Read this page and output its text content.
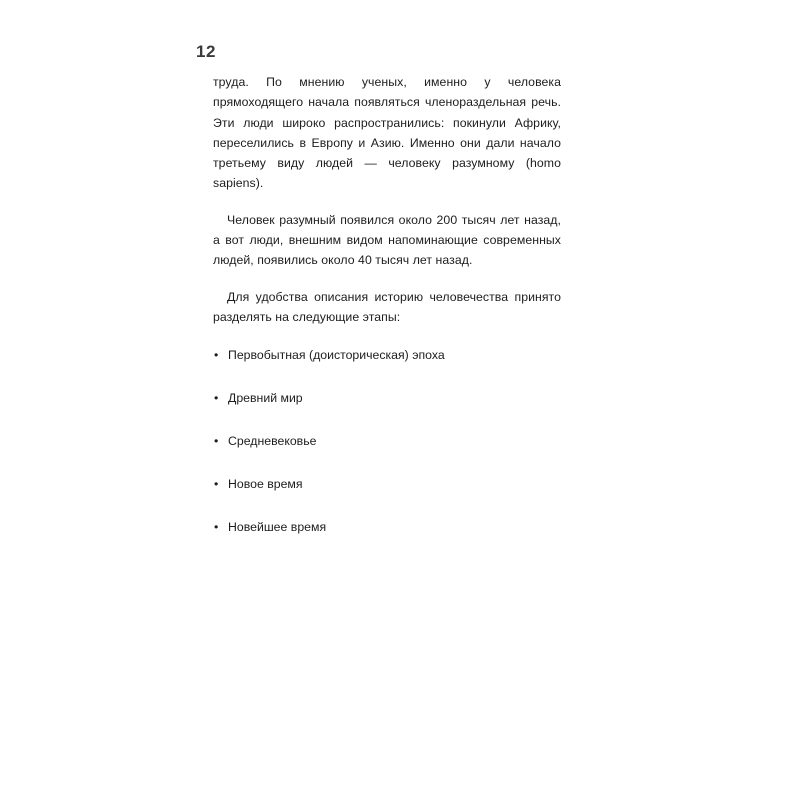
12

труда. По мнению ученых, именно у человека прямоходящего начала появляться членораздельная речь. Эти люди широко распространились: покинули Африку, переселились в Европу и Азию. Именно они дали начало третьему виду людей — человеку разумному (homo sapiens).

Человек разумный появился около 200 тысяч лет назад, а вот люди, внешним видом напоминающие современных людей, появились около 40 тысяч лет назад.

Для удобства описания историю человечества принято разделять на следующие этапы:

• Первобытная (доисторическая) эпоха
• Древний мир
• Средневековье
• Новое время
• Новейшее время
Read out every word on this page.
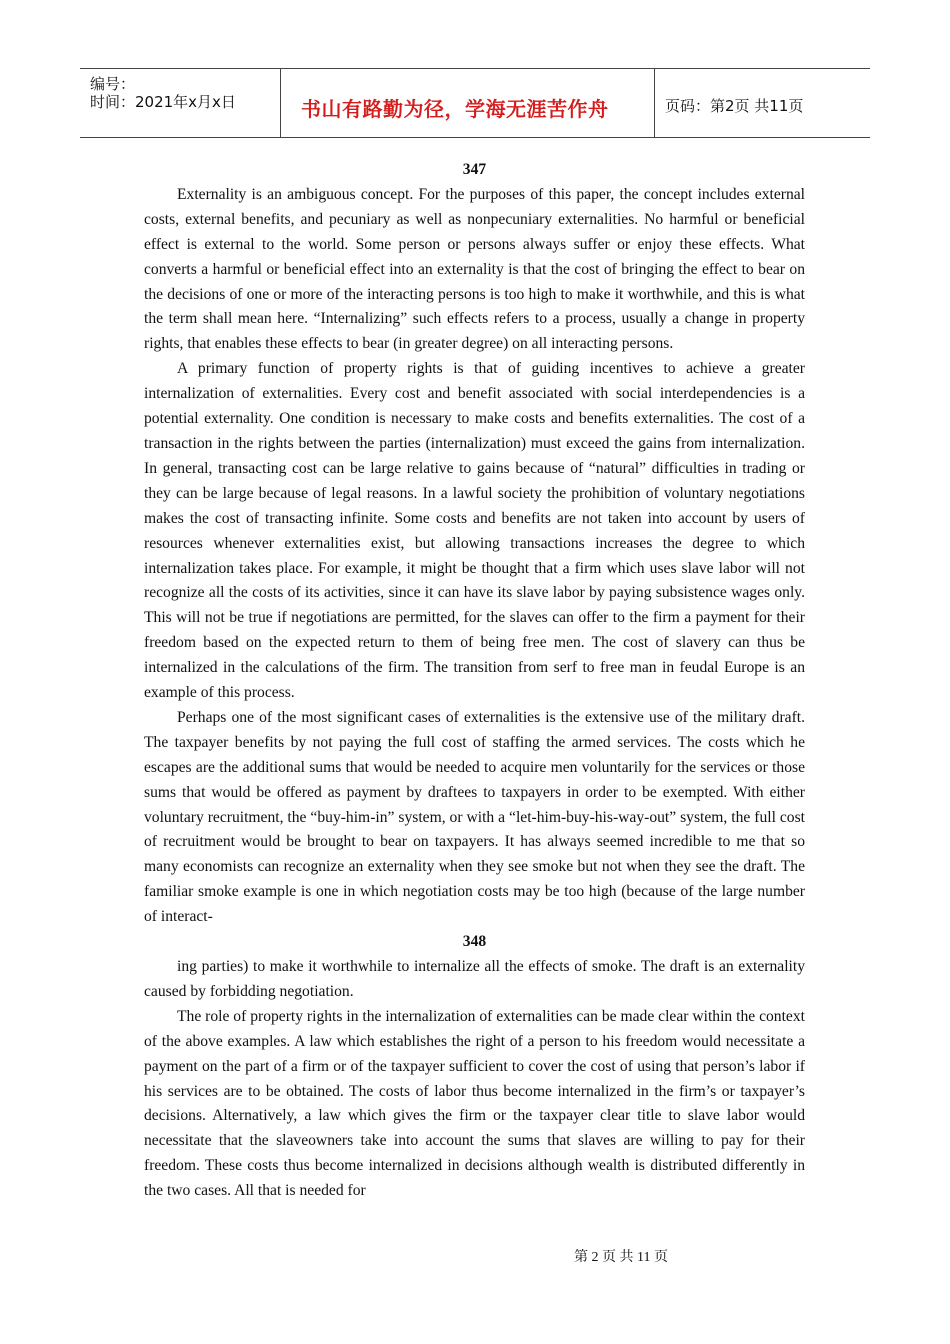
编号：
时间：2021年x月x日	书山有路勤为径，学海无涯苦作舟	页码：第2页 共11页
347

Externality is an ambiguous concept. For the purposes of this paper, the concept includes external costs, external benefits, and pecuniary as well as nonpecuniary externalities. No harmful or beneficial effect is external to the world. Some person or persons always suffer or enjoy these effects. What converts a harmful or beneficial effect into an externality is that the cost of bringing the effect to bear on the decisions of one or more of the interacting persons is too high to make it worthwhile, and this is what the term shall mean here. “Internalizing” such effects refers to a process, usually a change in property rights, that enables these effects to bear (in greater degree) on all interacting persons.

A primary function of property rights is that of guiding incentives to achieve a greater internalization of externalities. Every cost and benefit associated with social interdependencies is a potential externality. One condition is necessary to make costs and benefits externalities. The cost of a transaction in the rights between the parties (internalization) must exceed the gains from internalization. In general, transacting cost can be large relative to gains because of “natural” difficulties in trading or they can be large because of legal reasons. In a lawful society the prohibition of voluntary negotiations makes the cost of transacting infinite. Some costs and benefits are not taken into account by users of resources whenever externalities exist, but allowing transactions increases the degree to which internalization takes place. For example, it might be thought that a firm which uses slave labor will not recognize all the costs of its activities, since it can have its slave labor by paying subsistence wages only. This will not be true if negotiations are permitted, for the slaves can offer to the firm a payment for their freedom based on the expected return to them of being free men. The cost of slavery can thus be internalized in the calculations of the firm. The transition from serf to free man in feudal Europe is an example of this process.

Perhaps one of the most significant cases of externalities is the extensive use of the military draft. The taxpayer benefits by not paying the full cost of staffing the armed services. The costs which he escapes are the additional sums that would be needed to acquire men voluntarily for the services or those sums that would be offered as payment by draftees to taxpayers in order to be exempted. With either voluntary recruitment, the “buy-him-in” system, or with a “let-him-buy-his-way-out” system, the full cost of recruitment would be brought to bear on taxpayers. It has always seemed incredible to me that so many economists can recognize an externality when they see smoke but not when they see the draft. The familiar smoke example is one in which negotiation costs may be too high (because of the large number of interact-

348

ing parties) to make it worthwhile to internalize all the effects of smoke. The draft is an externality caused by forbidding negotiation.

The role of property rights in the internalization of externalities can be made clear within the context of the above examples. A law which establishes the right of a person to his freedom would necessitate a payment on the part of a firm or of the taxpayer sufficient to cover the cost of using that person’s labor if his services are to be obtained. The costs of labor thus become internalized in the firm’s or taxpayer’s decisions. Alternatively, a law which gives the firm or the taxpayer clear title to slave labor would necessitate that the slaveowners take into account the sums that slaves are willing to pay for their freedom. These costs thus become internalized in decisions although wealth is distributed differently in the two cases. All that is needed for

第 2 页 共 11 页
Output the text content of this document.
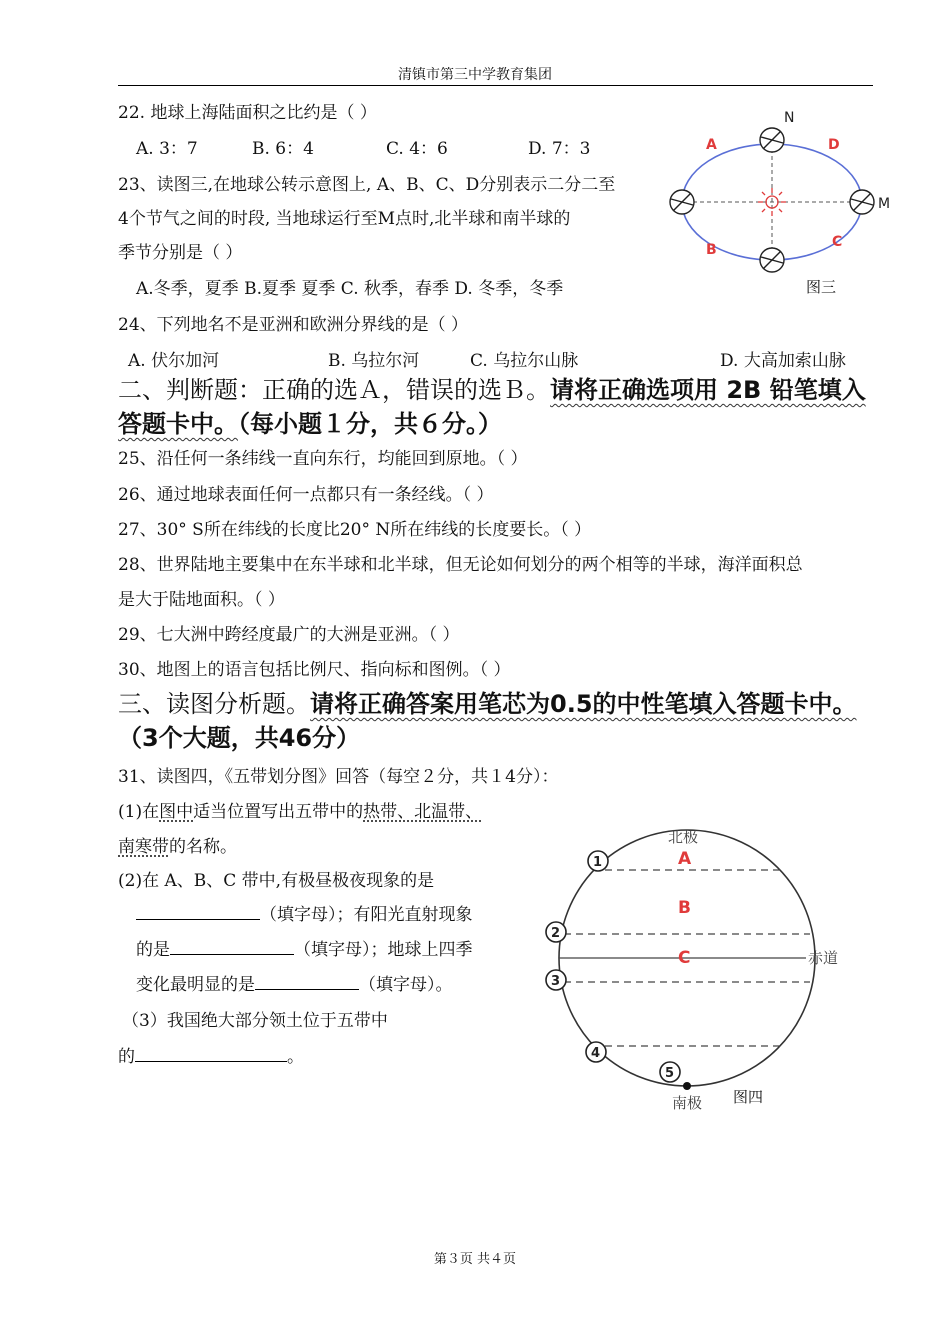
清镇市第三中学教育集团
22. 地球上海陆面积之比约是（ ）
A. 3：7	B. 6：4	C. 4：6	D. 7：3
23、读图三,在地球公转示意图上, A、B、C、D分别表示二分二至
4个节气之间的时段, 当地球运行至M点时,北半球和南半球的
季节分别是（ ）
A.冬季，夏季 B.夏季 夏季 C. 秋季，春季 D. 冬季，冬季
N
M
A	D
B	C
图三
24、下列地名不是亚洲和欧洲分界线的是（ ）
A. 伏尔加河	B. 乌拉尔河	C. 乌拉尔山脉	D. 大高加索山脉
二、判断题：正确的选Ａ，错误的选Ｂ。请将正确选项用 2B 铅笔填入
答题卡中。（每小题１分，共６分。）
25、沿任何一条纬线一直向东行，均能回到原地。（ ）
26、通过地球表面任何一点都只有一条经线。（ ）
27、30° S所在纬线的长度比20° N所在纬线的长度要长。（ ）
28、世界陆地主要集中在东半球和北半球，但无论如何划分的两个相等的半球，海洋面积总
是大于陆地面积。（ ）
29、七大洲中跨经度最广的大洲是亚洲。（ ）
30、地图上的语言包括比例尺、指向标和图例。（ ）
三、读图分析题。请将正确答案用笔芯为0.5的中性笔填入答题卡中。
（3个大题，共46分）
31、读图四，《五带划分图》回答（每空２分，共１4分）：
(1)在图中适当位置写出五带中的热带、北温带、
南寒带的名称。
(2)在 A、B、C 带中,有极昼极夜现象的是
（填字母）；有阳光直射现象
的是	（填字母）；地球上四季
变化最明显的是	（填字母）。
（3）我国绝大部分领土位于五带中
的	。
北极
南极
赤道
A
B
C
1
2
3
4
5
图四
第３页 共４页
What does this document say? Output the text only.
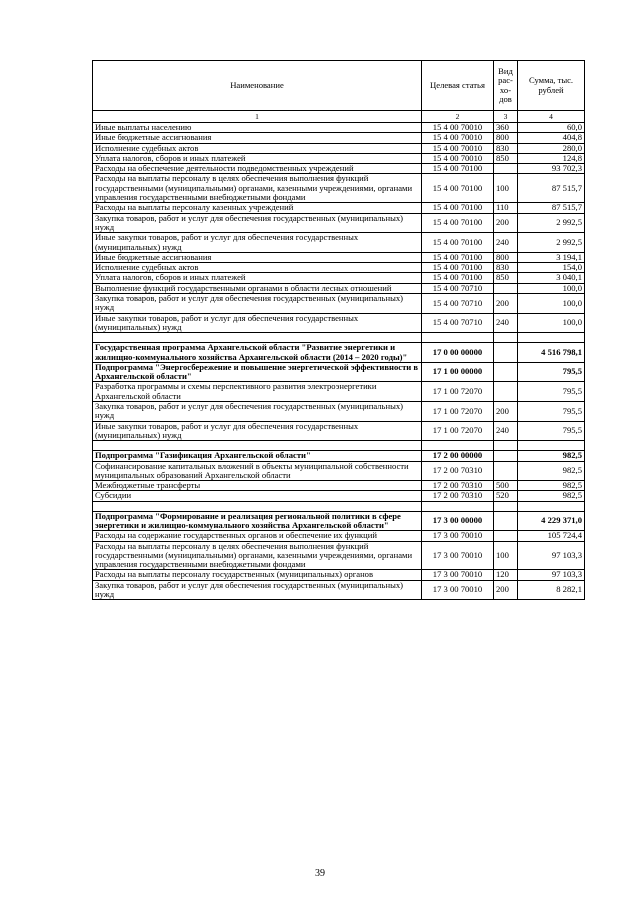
Наименование	Целевая статья	Вид рас-хо-дов	Сумма, тыс. рублей
1	2	3	4
Иные выплаты населению	15 4 00 70010	360	60,0
Иные бюджетные ассигнования	15 4 00 70010	800	404,8
Исполнение судебных актов	15 4 00 70010	830	280,0
Уплата налогов, сборов и иных платежей	15 4 00 70010	850	124,8
Расходы на обеспечение деятельности подведомственных учреждений	15 4 00 70100		93 702,3
Расходы на выплаты персоналу в целях обеспечения выполнения функций государственными (муниципальными) органами, казенными учреждениями, органами управления государственными внебюджетными фондами	15 4 00 70100	100	87 515,7
Расходы на выплаты персоналу казенных учреждений	15 4 00 70100	110	87 515,7
Закупка товаров, работ и услуг для обеспечения государственных (муниципальных) нужд	15 4 00 70100	200	2 992,5
Иные закупки товаров, работ и услуг для обеспечения государственных (муниципальных) нужд	15 4 00 70100	240	2 992,5
Иные бюджетные ассигнования	15 4 00 70100	800	3 194,1
Исполнение судебных актов	15 4 00 70100	830	154,0
Уплата налогов, сборов и иных платежей	15 4 00 70100	850	3 040,1
Выполнение функций государственными органами в области лесных отношений	15 4 00 70710		100,0
Закупка товаров, работ и услуг для обеспечения государственных (муниципальных) нужд	15 4 00 70710	200	100,0
Иные закупки товаров, работ и услуг для обеспечения государственных (муниципальных) нужд	15 4 00 70710	240	100,0

Государственная программа Архангельской области "Развитие энергетики и жилищно-коммунального хозяйства Архангельской области (2014 – 2020 годы)"	17 0 00 00000		4 516 798,1
Подпрограмма "Энергосбережение и повышение энергетической эффективности в Архангельской области"	17 1 00 00000		795,5
Разработка программы и схемы перспективного развития электроэнергетики Архангельской области	17 1 00 72070		795,5
Закупка товаров, работ и услуг для обеспечения государственных (муниципальных) нужд	17 1 00 72070	200	795,5
Иные закупки товаров, работ и услуг для обеспечения государственных (муниципальных) нужд	17 1 00 72070	240	795,5

Подпрограмма "Газификация Архангельской области"	17 2 00 00000		982,5
Софинансирование капитальных вложений в объекты муниципальной собственности муниципальных образований Архангельской области	17 2 00 70310		982,5
Межбюджетные трансферты	17 2 00 70310	500	982,5
Субсидии	17 2 00 70310	520	982,5

Подпрограмма "Формирование и реализация региональной политики в сфере энергетики и жилищно-коммунального хозяйства Архангельской области"	17 3 00 00000		4 229 371,0
Расходы на содержание государственных органов и обеспечение их функций	17 3 00 70010		105 724,4
Расходы на выплаты персоналу в целях обеспечения выполнения функций государственными (муниципальными) органами, казенными учреждениями, органами управления государственными внебюджетными фондами	17 3 00 70010	100	97 103,3
Расходы на выплаты персоналу государственных (муниципальных) органов	17 3 00 70010	120	97 103,3
Закупка товаров, работ и услуг для обеспечения государственных (муниципальных) нужд	17 3 00 70010	200	8 282,1
39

> [TASK BRIEF]:
List each line in the listing that contains the string "хозяйства".

> [ANSWER IN FULL]:
Государственная программа Архангельской области "Развитие энергетики и жилищно-коммунального хозяйства Архангельской области (2014 – 2020 годы)"	17 0 00 00000		4 516 798,1
Подпрограмма "Формирование и реализация региональной политики в сфере энергетики и жилищно-коммунального хозяйства Архангельской области"	17 3 00 00000		4 229 371,0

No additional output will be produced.